[Extracted data entries]
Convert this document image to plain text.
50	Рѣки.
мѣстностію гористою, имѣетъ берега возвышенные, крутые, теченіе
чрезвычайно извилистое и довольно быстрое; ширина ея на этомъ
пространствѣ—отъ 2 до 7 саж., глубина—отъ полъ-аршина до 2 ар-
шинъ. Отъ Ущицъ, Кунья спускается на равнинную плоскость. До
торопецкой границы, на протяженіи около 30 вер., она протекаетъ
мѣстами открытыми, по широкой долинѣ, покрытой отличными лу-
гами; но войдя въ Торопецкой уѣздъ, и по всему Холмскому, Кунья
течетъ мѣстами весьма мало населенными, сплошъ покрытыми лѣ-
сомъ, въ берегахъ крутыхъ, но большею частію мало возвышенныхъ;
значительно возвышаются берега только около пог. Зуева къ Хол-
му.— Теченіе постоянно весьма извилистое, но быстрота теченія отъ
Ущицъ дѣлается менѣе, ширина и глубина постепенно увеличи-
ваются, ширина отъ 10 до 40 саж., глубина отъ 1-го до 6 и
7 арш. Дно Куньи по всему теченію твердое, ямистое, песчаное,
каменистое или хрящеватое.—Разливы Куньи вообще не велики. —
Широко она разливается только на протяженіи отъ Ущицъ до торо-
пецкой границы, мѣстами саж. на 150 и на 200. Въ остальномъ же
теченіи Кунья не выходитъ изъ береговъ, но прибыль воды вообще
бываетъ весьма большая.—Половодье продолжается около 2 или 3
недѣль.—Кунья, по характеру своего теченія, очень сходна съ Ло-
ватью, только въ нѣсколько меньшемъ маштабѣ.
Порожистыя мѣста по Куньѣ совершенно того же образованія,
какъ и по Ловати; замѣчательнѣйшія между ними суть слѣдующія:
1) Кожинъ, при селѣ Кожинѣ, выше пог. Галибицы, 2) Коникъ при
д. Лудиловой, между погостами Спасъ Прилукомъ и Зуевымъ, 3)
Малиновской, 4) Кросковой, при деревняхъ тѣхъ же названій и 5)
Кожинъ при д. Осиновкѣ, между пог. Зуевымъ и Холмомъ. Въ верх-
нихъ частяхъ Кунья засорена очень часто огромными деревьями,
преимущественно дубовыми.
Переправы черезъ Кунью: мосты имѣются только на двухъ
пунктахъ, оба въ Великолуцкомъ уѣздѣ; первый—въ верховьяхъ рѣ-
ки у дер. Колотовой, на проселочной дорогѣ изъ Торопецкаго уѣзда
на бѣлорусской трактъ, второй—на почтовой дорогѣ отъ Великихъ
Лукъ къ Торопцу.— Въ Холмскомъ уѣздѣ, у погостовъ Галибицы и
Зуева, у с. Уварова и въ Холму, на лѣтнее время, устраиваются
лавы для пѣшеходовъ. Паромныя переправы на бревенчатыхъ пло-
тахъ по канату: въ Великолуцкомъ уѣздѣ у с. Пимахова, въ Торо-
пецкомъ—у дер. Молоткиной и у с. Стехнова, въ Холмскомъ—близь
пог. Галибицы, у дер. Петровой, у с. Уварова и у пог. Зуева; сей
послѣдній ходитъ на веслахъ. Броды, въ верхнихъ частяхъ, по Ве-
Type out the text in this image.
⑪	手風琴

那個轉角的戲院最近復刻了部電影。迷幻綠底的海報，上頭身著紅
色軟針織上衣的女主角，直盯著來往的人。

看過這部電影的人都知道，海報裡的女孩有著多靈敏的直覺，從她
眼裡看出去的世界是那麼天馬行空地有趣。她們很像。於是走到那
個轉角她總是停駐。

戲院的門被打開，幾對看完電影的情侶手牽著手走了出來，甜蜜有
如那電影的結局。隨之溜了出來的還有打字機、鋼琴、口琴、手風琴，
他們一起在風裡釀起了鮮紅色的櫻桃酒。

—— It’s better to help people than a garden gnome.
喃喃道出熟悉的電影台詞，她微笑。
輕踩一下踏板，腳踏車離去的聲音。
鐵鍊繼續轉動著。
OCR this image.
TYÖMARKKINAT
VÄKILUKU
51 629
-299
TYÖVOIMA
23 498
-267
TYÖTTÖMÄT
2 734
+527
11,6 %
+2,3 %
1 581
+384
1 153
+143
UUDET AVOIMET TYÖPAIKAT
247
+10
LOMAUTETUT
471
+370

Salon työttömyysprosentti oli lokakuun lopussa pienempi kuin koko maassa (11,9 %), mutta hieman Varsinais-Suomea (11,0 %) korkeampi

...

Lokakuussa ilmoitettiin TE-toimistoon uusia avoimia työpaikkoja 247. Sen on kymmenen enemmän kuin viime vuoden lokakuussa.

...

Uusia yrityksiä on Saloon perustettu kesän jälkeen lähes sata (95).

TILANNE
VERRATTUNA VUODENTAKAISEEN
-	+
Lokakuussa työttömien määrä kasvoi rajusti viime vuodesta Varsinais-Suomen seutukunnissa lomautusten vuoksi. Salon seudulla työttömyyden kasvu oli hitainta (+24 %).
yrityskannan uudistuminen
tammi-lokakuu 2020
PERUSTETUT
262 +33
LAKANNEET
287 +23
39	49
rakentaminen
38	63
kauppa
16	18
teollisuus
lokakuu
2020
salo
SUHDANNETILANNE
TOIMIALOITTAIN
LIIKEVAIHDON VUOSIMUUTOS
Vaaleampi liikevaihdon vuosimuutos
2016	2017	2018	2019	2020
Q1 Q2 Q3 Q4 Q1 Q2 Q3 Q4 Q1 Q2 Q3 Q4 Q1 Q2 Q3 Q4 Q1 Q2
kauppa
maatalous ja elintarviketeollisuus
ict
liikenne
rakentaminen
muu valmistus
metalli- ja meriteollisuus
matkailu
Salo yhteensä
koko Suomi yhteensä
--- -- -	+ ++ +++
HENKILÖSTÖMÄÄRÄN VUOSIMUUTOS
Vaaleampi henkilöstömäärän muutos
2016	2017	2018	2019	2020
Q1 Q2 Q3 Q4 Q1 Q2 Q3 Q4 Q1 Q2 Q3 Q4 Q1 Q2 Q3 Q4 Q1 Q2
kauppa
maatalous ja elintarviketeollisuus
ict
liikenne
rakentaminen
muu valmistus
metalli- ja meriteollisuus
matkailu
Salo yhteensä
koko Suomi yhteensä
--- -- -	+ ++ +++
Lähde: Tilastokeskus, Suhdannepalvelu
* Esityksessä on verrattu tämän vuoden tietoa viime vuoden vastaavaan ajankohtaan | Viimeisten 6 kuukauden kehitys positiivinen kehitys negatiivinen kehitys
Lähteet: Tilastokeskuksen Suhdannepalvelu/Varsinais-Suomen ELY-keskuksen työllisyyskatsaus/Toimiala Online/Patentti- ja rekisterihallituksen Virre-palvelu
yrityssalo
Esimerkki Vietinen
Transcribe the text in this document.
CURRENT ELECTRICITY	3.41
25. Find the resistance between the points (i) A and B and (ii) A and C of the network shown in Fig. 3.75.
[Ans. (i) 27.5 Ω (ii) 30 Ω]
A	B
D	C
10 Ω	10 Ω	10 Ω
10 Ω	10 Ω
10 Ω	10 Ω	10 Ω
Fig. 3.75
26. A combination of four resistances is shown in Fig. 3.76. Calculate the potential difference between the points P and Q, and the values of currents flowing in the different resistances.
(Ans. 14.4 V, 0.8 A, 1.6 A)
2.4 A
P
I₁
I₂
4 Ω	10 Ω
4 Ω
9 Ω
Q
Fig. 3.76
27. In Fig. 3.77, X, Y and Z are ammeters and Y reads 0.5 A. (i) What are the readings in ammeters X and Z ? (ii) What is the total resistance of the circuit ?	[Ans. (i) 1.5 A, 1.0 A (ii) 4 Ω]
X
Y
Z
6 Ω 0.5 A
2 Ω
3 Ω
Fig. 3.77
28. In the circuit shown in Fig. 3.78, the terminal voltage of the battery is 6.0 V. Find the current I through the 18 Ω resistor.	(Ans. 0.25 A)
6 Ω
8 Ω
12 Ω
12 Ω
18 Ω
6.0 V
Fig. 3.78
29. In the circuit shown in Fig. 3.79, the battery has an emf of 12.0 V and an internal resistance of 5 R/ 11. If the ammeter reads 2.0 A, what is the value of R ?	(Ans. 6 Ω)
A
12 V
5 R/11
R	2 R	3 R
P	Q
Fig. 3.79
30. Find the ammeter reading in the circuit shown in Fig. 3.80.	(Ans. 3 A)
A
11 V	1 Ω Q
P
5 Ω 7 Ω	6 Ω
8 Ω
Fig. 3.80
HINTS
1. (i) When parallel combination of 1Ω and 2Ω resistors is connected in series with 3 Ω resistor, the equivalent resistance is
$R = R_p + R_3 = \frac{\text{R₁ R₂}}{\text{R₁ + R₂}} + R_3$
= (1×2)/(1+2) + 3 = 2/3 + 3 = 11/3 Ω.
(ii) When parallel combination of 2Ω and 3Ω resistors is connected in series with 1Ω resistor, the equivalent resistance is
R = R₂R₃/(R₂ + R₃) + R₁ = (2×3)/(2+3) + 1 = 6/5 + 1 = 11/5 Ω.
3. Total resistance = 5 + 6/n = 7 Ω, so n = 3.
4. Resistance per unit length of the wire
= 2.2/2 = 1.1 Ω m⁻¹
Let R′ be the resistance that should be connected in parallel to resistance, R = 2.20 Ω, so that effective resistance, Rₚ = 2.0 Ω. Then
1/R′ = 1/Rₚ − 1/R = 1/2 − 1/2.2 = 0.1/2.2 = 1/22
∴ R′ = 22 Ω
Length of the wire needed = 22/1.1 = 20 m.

* **Written task**: What is the number of lines in the listing above that contain the string "мало"? Give only the number.

* **Output of the exercise**: 2